§ Dataset items

## start

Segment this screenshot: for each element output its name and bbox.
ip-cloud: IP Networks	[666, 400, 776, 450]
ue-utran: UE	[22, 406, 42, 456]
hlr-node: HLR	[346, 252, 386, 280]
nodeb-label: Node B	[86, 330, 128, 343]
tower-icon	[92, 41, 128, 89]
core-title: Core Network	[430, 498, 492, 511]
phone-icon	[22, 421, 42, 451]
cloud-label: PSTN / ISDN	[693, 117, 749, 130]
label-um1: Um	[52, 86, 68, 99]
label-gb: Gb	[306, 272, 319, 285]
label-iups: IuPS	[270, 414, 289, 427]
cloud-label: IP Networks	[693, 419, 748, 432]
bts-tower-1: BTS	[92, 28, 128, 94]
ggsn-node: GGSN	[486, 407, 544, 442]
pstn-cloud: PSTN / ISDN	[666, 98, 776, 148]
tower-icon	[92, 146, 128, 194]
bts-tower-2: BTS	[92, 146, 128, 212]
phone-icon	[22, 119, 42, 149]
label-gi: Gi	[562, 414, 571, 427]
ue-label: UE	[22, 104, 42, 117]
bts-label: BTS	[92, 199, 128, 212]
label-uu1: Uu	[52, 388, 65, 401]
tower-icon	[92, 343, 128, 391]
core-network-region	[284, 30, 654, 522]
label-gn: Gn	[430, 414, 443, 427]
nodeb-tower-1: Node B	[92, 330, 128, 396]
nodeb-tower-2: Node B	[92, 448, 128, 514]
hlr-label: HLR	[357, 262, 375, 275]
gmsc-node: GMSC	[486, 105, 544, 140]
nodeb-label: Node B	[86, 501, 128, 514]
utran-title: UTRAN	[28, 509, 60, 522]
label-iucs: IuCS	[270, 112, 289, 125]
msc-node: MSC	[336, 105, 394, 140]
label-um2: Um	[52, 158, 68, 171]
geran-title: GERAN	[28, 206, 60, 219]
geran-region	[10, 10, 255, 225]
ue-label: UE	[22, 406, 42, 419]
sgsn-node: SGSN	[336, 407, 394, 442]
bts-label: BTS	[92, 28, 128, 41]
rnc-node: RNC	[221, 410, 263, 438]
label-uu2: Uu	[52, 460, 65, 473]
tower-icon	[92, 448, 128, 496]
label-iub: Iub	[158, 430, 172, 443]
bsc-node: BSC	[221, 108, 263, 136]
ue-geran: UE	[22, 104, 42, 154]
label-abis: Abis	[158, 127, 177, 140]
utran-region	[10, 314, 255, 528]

## end

Copy the records verbatim, starting at the first line and ending with the line containing "105, 544, 140]", including both of those lines.

Segment this screenshot: for each element output its name and bbox.
ip-cloud: IP Networks	[666, 400, 776, 450]
ue-utran: UE	[22, 406, 42, 456]
hlr-node: HLR	[346, 252, 386, 280]
nodeb-label: Node B	[86, 330, 128, 343]
tower-icon	[92, 41, 128, 89]
core-title: Core Network	[430, 498, 492, 511]
phone-icon	[22, 421, 42, 451]
cloud-label: PSTN / ISDN	[693, 117, 749, 130]
label-um1: Um	[52, 86, 68, 99]
label-gb: Gb	[306, 272, 319, 285]
label-iups: IuPS	[270, 414, 289, 427]
cloud-label: IP Networks	[693, 419, 748, 432]
bts-tower-1: BTS	[92, 28, 128, 94]
ggsn-node: GGSN	[486, 407, 544, 442]
pstn-cloud: PSTN / ISDN	[666, 98, 776, 148]
tower-icon	[92, 146, 128, 194]
bts-tower-2: BTS	[92, 146, 128, 212]
phone-icon	[22, 119, 42, 149]
label-gi: Gi	[562, 414, 571, 427]
ue-label: UE	[22, 104, 42, 117]
bts-label: BTS	[92, 199, 128, 212]
label-uu1: Uu	[52, 388, 65, 401]
tower-icon	[92, 343, 128, 391]
core-network-region	[284, 30, 654, 522]
label-gn: Gn	[430, 414, 443, 427]
nodeb-tower-1: Node B	[92, 330, 128, 396]
nodeb-tower-2: Node B	[92, 448, 128, 514]
hlr-label: HLR	[357, 262, 375, 275]
gmsc-node: GMSC	[486, 105, 544, 140]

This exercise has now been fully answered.